-- Start TASK INPUT --

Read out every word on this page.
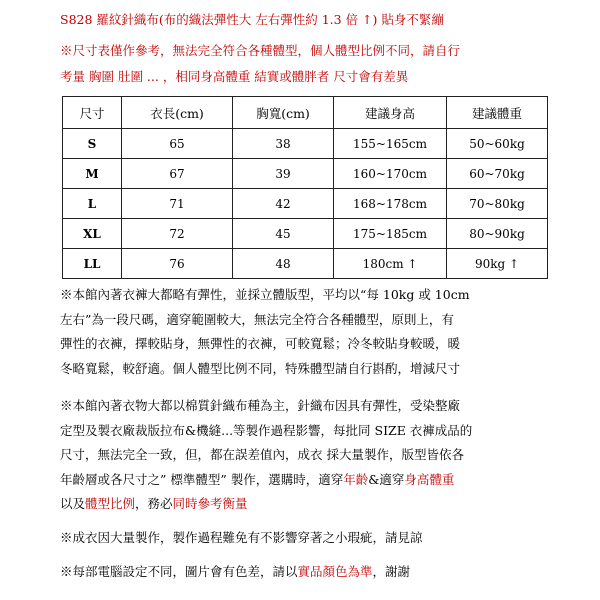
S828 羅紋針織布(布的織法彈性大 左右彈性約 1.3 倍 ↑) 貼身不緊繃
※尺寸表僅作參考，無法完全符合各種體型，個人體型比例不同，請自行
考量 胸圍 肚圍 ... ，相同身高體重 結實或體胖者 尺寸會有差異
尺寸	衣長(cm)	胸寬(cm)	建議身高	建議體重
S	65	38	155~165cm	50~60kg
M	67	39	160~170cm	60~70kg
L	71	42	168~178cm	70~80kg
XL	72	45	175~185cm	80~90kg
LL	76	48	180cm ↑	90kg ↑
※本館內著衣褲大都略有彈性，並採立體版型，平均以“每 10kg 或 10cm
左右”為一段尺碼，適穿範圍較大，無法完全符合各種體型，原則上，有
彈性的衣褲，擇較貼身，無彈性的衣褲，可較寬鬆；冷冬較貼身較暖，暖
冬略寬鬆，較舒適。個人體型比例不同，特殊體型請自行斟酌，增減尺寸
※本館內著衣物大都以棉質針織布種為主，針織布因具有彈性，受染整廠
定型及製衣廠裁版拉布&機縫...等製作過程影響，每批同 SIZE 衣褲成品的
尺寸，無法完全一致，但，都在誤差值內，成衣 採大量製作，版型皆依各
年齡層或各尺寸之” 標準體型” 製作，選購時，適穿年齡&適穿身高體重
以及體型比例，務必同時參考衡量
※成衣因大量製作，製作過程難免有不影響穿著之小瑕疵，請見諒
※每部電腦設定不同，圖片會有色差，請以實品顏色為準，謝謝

-- End TASK INPUT --
-- Start TASK INPUT --

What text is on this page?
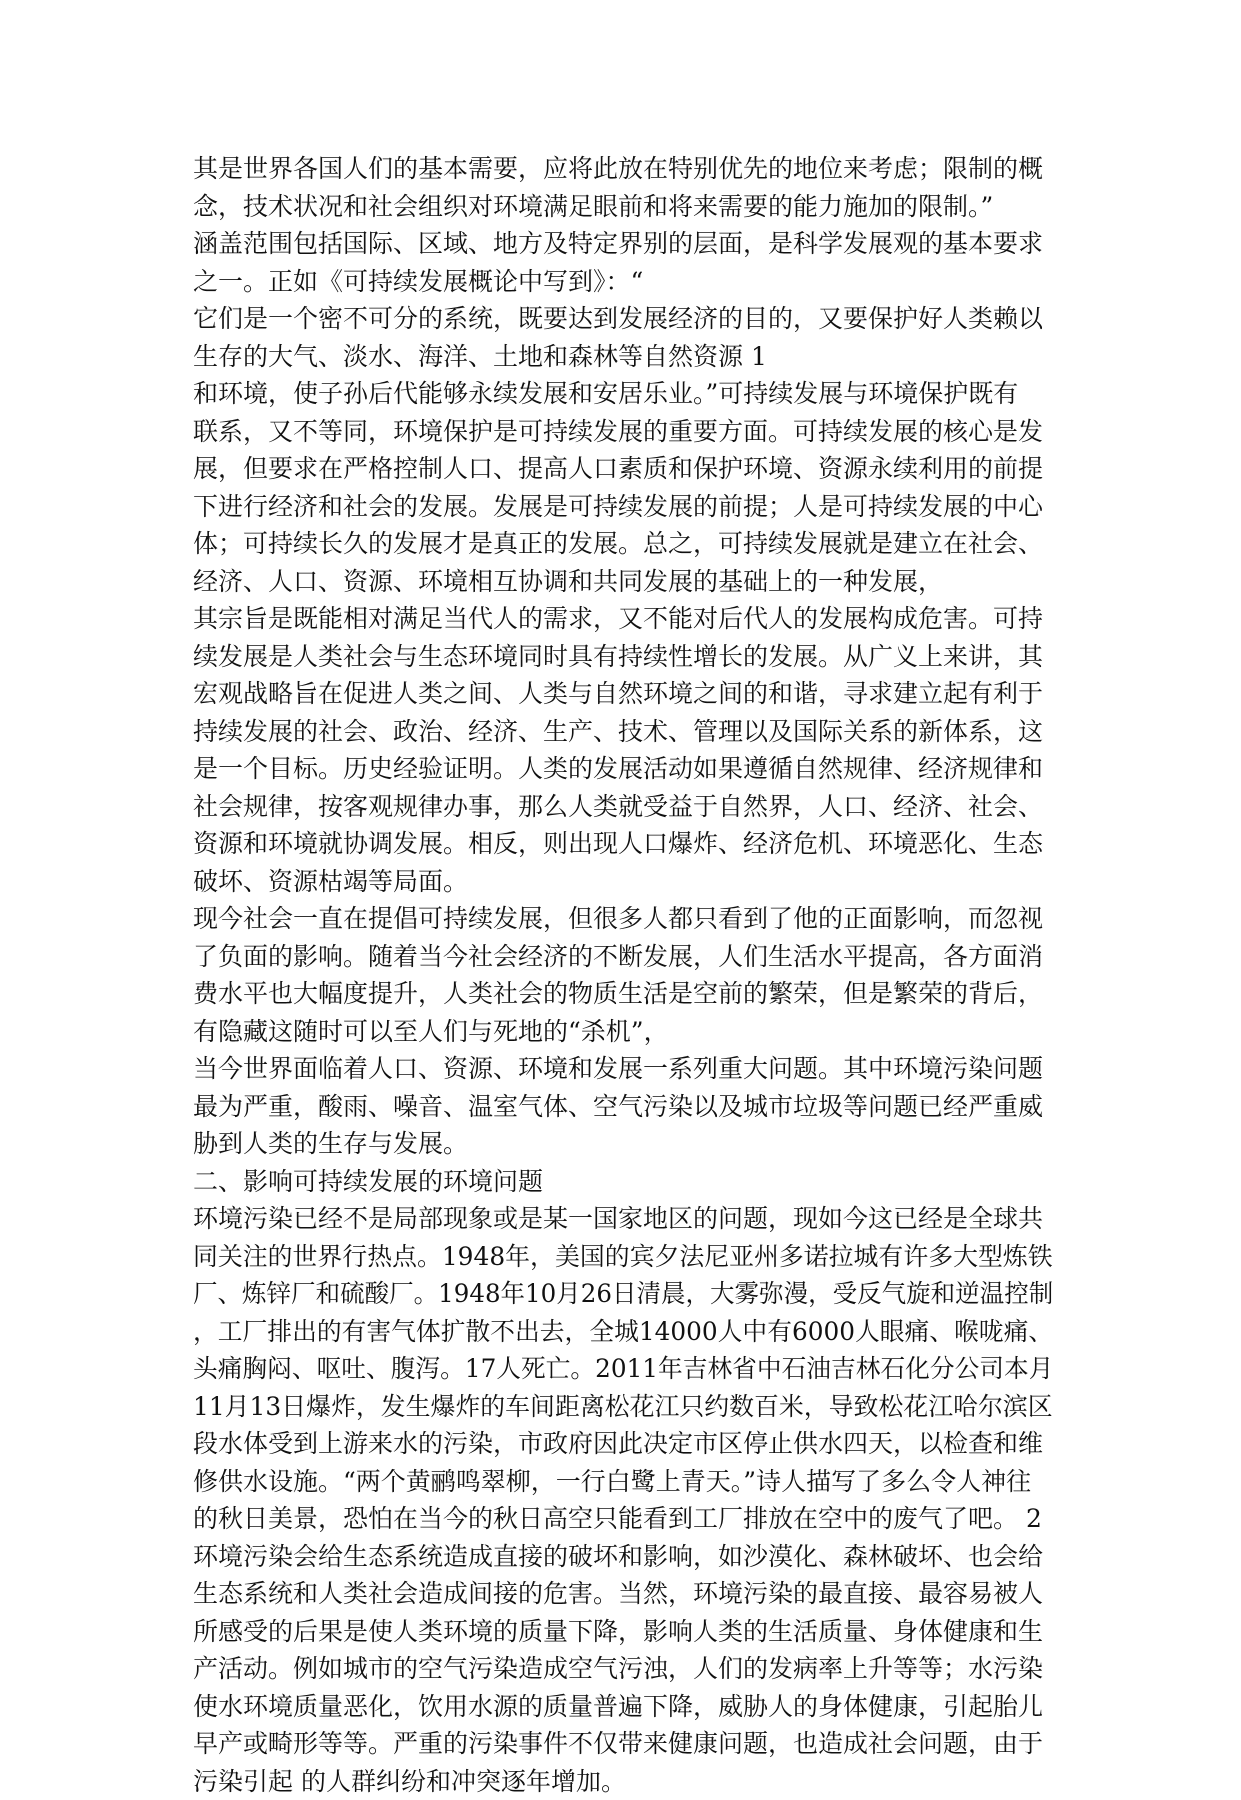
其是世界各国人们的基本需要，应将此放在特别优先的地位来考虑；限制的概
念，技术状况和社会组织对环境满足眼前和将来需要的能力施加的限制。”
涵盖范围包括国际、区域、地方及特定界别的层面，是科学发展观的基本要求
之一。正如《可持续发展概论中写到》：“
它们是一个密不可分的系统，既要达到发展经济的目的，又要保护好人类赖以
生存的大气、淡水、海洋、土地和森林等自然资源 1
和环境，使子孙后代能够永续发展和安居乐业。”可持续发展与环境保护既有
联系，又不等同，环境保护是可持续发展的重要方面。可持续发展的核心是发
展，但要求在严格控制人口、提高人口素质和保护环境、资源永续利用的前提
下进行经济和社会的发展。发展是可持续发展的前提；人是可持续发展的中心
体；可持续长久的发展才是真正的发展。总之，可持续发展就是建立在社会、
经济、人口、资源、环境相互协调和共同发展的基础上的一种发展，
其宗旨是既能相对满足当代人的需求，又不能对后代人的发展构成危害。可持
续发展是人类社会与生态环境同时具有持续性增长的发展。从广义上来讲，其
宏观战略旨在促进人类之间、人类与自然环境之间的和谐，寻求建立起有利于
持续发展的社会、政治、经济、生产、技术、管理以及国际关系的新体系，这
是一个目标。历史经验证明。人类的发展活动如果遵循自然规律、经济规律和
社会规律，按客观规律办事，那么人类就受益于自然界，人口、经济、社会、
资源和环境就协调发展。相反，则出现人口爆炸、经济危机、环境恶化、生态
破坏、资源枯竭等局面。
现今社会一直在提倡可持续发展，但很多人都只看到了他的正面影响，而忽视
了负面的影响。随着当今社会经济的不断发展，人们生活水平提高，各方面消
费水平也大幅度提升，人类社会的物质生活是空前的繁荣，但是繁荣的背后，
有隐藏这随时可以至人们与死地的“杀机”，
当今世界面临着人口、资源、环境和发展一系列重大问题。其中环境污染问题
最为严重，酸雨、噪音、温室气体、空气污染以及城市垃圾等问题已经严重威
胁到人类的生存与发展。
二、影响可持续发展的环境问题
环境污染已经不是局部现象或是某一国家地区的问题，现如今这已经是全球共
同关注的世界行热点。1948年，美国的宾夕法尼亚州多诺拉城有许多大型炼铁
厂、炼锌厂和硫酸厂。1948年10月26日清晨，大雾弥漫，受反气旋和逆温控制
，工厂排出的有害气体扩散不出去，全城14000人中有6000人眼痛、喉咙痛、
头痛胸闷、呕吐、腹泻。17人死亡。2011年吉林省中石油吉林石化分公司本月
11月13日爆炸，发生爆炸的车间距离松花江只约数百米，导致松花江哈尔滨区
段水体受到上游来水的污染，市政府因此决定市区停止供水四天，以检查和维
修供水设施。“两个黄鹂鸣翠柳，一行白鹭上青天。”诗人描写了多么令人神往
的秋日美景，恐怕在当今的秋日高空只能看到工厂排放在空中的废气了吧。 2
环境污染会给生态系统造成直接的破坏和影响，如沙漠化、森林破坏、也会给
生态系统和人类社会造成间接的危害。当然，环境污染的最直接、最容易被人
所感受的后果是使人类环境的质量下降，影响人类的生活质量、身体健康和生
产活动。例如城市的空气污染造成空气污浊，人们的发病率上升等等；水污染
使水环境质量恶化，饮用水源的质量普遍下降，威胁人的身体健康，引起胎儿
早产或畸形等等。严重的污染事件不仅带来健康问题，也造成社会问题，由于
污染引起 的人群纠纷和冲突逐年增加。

-- End TASK INPUT --

• [TASK INSTRUCTIONS]
Only a number is wanted: how many lines of the material above hold "個人體型比例不同"?

• [TASK OUTPUT]
2